== Task data ==
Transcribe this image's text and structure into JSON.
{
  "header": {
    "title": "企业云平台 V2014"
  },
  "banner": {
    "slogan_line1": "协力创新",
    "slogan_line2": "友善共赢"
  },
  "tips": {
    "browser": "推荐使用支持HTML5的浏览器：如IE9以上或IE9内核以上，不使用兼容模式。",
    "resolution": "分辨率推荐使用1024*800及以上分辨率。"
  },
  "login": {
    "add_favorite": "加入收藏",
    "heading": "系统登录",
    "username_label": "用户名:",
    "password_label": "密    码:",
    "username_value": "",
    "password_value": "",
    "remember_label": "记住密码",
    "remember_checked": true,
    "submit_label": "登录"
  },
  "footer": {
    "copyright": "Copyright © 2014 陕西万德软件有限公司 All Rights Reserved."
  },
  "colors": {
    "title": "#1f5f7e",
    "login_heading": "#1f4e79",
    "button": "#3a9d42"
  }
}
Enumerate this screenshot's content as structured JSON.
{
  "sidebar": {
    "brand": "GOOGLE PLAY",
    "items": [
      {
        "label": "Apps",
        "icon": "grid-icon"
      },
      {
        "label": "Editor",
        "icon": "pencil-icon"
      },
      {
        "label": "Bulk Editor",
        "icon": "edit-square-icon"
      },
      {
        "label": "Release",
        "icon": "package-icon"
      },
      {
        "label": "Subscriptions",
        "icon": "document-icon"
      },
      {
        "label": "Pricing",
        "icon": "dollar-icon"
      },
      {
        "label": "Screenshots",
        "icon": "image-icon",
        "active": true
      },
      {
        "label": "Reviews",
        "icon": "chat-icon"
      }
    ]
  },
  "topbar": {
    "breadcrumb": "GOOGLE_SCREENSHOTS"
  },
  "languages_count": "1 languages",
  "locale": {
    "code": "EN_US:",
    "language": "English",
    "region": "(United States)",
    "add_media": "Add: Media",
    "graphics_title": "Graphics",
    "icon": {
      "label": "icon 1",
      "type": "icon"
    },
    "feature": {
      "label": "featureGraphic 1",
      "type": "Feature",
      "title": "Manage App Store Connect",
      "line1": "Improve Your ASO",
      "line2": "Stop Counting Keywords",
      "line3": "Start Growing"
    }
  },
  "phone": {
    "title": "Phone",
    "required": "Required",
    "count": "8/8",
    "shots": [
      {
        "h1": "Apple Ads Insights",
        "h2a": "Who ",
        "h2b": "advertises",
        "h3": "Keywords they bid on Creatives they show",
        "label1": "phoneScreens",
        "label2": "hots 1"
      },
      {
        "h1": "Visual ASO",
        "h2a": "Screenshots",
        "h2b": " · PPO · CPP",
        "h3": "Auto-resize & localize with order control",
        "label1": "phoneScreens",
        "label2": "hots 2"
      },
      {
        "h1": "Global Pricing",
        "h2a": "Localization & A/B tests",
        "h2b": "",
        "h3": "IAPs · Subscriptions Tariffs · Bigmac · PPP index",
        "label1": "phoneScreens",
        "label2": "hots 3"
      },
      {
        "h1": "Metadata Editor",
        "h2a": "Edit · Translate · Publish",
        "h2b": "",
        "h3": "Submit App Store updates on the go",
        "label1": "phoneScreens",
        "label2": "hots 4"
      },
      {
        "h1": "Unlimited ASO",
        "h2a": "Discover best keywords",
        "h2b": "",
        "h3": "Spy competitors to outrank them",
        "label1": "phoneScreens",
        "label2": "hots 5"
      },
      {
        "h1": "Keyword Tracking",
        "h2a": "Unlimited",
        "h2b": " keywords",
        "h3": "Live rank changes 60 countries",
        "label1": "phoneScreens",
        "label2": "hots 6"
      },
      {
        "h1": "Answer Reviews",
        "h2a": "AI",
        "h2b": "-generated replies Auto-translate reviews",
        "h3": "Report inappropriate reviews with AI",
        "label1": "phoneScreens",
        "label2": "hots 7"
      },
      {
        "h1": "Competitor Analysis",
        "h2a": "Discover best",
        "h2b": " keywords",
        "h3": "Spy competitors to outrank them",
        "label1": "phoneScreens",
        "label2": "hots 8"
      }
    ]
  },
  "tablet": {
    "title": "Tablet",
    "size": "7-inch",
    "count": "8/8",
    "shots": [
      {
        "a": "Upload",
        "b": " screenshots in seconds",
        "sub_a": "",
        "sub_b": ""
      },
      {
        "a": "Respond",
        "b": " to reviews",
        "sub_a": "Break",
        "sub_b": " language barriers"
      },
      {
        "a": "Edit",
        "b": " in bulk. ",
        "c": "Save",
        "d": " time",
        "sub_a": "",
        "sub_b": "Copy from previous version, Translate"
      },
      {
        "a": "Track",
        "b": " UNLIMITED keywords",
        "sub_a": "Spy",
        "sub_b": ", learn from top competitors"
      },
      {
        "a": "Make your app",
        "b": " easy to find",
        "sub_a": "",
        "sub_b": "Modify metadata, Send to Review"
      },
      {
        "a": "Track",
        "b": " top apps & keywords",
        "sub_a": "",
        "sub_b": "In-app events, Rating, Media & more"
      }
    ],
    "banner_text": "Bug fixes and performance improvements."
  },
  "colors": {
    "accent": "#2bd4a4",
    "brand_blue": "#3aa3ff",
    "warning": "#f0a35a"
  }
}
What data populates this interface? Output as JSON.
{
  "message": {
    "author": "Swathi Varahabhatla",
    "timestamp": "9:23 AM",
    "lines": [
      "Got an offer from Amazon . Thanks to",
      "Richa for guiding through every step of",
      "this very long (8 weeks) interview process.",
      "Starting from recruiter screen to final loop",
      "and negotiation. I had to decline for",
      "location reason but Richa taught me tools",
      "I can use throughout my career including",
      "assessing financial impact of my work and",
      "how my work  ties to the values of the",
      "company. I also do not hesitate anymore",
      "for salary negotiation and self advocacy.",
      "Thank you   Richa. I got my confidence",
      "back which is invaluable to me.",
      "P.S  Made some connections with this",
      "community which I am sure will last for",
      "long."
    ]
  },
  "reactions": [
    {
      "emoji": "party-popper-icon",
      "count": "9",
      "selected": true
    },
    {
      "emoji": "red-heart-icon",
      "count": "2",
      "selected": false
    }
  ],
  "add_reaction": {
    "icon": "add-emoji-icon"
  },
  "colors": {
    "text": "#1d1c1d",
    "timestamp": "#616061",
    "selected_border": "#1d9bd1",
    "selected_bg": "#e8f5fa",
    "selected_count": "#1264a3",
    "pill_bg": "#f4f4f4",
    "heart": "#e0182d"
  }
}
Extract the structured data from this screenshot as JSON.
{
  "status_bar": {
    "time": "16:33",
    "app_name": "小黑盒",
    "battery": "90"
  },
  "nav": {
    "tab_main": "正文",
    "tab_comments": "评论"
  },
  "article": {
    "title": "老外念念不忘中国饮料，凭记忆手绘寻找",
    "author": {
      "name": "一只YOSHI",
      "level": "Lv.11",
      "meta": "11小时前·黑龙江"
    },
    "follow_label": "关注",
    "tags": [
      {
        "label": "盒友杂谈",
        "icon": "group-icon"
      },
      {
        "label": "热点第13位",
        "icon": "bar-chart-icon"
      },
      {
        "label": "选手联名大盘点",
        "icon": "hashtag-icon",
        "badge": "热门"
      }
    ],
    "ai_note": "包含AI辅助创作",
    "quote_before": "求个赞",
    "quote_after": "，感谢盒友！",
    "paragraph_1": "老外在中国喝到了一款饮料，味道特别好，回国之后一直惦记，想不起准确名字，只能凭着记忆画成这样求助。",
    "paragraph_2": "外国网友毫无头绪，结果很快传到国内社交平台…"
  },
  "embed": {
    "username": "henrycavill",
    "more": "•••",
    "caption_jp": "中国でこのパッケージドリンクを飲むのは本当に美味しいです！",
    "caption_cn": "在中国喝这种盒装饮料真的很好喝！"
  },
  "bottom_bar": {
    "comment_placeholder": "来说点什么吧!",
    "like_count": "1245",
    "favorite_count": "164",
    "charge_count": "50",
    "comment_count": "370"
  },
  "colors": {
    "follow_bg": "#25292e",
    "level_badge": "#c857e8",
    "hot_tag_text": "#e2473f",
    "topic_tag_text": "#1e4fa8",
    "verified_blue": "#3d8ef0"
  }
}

== Work to complete ==
Collect the complete line wherever the string "Editor" appears in the records.

== Written reply ==
        "label": "Editor",
        "label": "Bulk Editor",
        "h1": "Metadata Editor",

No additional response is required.